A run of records
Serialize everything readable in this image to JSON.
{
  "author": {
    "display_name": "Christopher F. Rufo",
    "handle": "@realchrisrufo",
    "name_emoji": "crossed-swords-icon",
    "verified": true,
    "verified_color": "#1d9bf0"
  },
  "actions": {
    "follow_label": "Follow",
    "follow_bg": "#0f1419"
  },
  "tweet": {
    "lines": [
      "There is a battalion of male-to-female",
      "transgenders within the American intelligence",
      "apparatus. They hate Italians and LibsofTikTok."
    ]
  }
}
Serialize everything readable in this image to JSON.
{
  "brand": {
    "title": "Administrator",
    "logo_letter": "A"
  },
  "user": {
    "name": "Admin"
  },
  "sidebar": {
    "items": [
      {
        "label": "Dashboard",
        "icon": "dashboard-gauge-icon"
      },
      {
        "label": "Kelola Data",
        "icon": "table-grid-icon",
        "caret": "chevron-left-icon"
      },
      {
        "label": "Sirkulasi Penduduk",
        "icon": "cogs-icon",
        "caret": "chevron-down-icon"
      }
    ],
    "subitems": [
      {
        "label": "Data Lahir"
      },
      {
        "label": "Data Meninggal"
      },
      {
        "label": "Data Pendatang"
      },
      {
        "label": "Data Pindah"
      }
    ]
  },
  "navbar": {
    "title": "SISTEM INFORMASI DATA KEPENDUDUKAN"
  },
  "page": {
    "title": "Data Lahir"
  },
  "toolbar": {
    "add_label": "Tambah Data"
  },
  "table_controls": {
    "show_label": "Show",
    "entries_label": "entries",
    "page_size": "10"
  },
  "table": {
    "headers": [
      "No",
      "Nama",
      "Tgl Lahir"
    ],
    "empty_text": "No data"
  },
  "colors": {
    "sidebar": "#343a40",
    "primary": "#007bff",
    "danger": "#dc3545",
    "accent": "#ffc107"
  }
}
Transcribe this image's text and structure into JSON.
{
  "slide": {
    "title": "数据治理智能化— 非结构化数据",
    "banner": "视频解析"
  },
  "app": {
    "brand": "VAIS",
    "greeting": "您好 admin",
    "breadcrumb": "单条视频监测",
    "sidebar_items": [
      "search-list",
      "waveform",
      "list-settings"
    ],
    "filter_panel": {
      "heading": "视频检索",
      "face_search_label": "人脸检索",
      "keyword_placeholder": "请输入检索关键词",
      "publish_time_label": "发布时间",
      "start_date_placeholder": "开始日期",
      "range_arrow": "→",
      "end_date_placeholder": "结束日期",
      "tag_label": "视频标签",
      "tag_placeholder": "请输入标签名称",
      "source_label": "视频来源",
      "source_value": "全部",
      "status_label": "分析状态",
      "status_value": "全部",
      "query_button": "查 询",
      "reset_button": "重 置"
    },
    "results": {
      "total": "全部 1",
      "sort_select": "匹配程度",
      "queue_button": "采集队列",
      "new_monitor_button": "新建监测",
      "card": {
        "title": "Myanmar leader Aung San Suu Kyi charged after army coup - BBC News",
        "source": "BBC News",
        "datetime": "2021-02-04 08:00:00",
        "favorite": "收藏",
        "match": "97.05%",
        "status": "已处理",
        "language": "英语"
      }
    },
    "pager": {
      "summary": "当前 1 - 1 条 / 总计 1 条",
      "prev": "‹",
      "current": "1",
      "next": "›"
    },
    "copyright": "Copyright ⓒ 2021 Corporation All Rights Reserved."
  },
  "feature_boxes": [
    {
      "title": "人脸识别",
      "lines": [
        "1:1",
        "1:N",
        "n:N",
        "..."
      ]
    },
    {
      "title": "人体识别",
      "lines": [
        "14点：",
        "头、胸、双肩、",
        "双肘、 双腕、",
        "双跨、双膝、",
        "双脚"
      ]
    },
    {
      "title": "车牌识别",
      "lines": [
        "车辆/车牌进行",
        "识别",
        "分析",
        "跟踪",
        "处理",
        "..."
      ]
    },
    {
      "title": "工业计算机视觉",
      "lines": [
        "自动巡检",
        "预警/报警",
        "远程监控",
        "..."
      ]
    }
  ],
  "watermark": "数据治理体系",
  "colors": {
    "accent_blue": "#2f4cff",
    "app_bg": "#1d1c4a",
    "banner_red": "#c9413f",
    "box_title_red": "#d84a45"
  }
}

» **Exercise instructions**
Pull out each record as written and restate it exactly.

» **Complete output**
Serialize everything readable in this image to JSON.
{
  "author": {
    "display_name": "Christopher F. Rufo",
    "handle": "@realchrisrufo",
    "name_emoji": "crossed-swords-icon",
    "verified": true,
    "verified_color": "#1d9bf0"
  },
  "actions": {
    "follow_label": "Follow",
    "follow_bg": "#0f1419"
  },
  "tweet": {
    "lines": [
      "There is a battalion of male-to-female",
      "transgenders within the American intelligence",
      "apparatus. They hate Italians and LibsofTikTok."
    ]
  }
}
Serialize everything readable in this image to JSON.
{
  "brand": {
    "title": "Administrator",
    "logo_letter": "A"
  },
  "user": {
    "name": "Admin"
  },
  "sidebar": {
    "items": [
      {
        "label": "Dashboard",
        "icon": "dashboard-gauge-icon"
      },
      {
        "label": "Kelola Data",
        "icon": "table-grid-icon",
        "caret": "chevron-left-icon"
      },
      {
        "label": "Sirkulasi Penduduk",
        "icon": "cogs-icon",
        "caret": "chevron-down-icon"
      }
    ],
    "subitems": [
      {
        "label": "Data Lahir"
      },
      {
        "label": "Data Meninggal"
      },
      {
        "label": "Data Pendatang"
      },
      {
        "label": "Data Pindah"
      }
    ]
  },
  "navbar": {
    "title": "SISTEM INFORMASI DATA KEPENDUDUKAN"
  },
  "page": {
    "title": "Data Lahir"
  },
  "toolbar": {
    "add_label": "Tambah Data"
  },
  "table_controls": {
    "show_label": "Show",
    "entries_label": "entries",
    "page_size": "10"
  },
  "table": {
    "headers": [
      "No",
      "Nama",
      "Tgl Lahir"
    ],
    "empty_text": "No data"
  },
  "colors": {
    "sidebar": "#343a40",
    "primary": "#007bff",
    "danger": "#dc3545",
    "accent": "#ffc107"
  }
}
Transcribe this image's text and structure into JSON.
{
  "slide": {
    "title": "数据治理智能化— 非结构化数据",
    "banner": "视频解析"
  },
  "app": {
    "brand": "VAIS",
    "greeting": "您好 admin",
    "breadcrumb": "单条视频监测",
    "sidebar_items": [
      "search-list",
      "waveform",
      "list-settings"
    ],
    "filter_panel": {
      "heading": "视频检索",
      "face_search_label": "人脸检索",
      "keyword_placeholder": "请输入检索关键词",
      "publish_time_label": "发布时间",
      "start_date_placeholder": "开始日期",
      "range_arrow": "→",
      "end_date_placeholder": "结束日期",
      "tag_label": "视频标签",
      "tag_placeholder": "请输入标签名称",
      "source_label": "视频来源",
      "source_value": "全部",
      "status_label": "分析状态",
      "status_value": "全部",
      "query_button": "查 询",
      "reset_button": "重 置"
    },
    "results": {
      "total": "全部 1",
      "sort_select": "匹配程度",
      "queue_button": "采集队列",
      "new_monitor_button": "新建监测",
      "card": {
        "title": "Myanmar leader Aung San Suu Kyi charged after army coup - BBC News",
        "source": "BBC News",
        "datetime": "2021-02-04 08:00:00",
        "favorite": "收藏",
        "match": "97.05%",
        "status": "已处理",
        "language": "英语"
      }
    },
    "pager": {
      "summary": "当前 1 - 1 条 / 总计 1 条",
      "prev": "‹",
      "current": "1",
      "next": "›"
    },
    "copyright": "Copyright ⓒ 2021 Corporation All Rights Reserved."
  },
  "feature_boxes": [
    {
      "title": "人脸识别",
      "lines": [
        "1:1",
        "1:N",
        "n:N",
        "..."
      ]
    },
    {
      "title": "人体识别",
      "lines": [
        "14点：",
        "头、胸、双肩、",
        "双肘、 双腕、",
        "双跨、双膝、",
        "双脚"
      ]
    },
    {
      "title": "车牌识别",
      "lines": [
        "车辆/车牌进行",
        "识别",
        "分析",
        "跟踪",
        "处理",
        "..."
      ]
    },
    {
      "title": "工业计算机视觉",
      "lines": [
        "自动巡检",
        "预警/报警",
        "远程监控",
        "..."
      ]
    }
  ],
  "watermark": "数据治理体系",
  "colors": {
    "accent_blue": "#2f4cff",
    "app_bg": "#1d1c4a",
    "banner_red": "#c9413f",
    "box_title_red": "#d84a45"
  }
}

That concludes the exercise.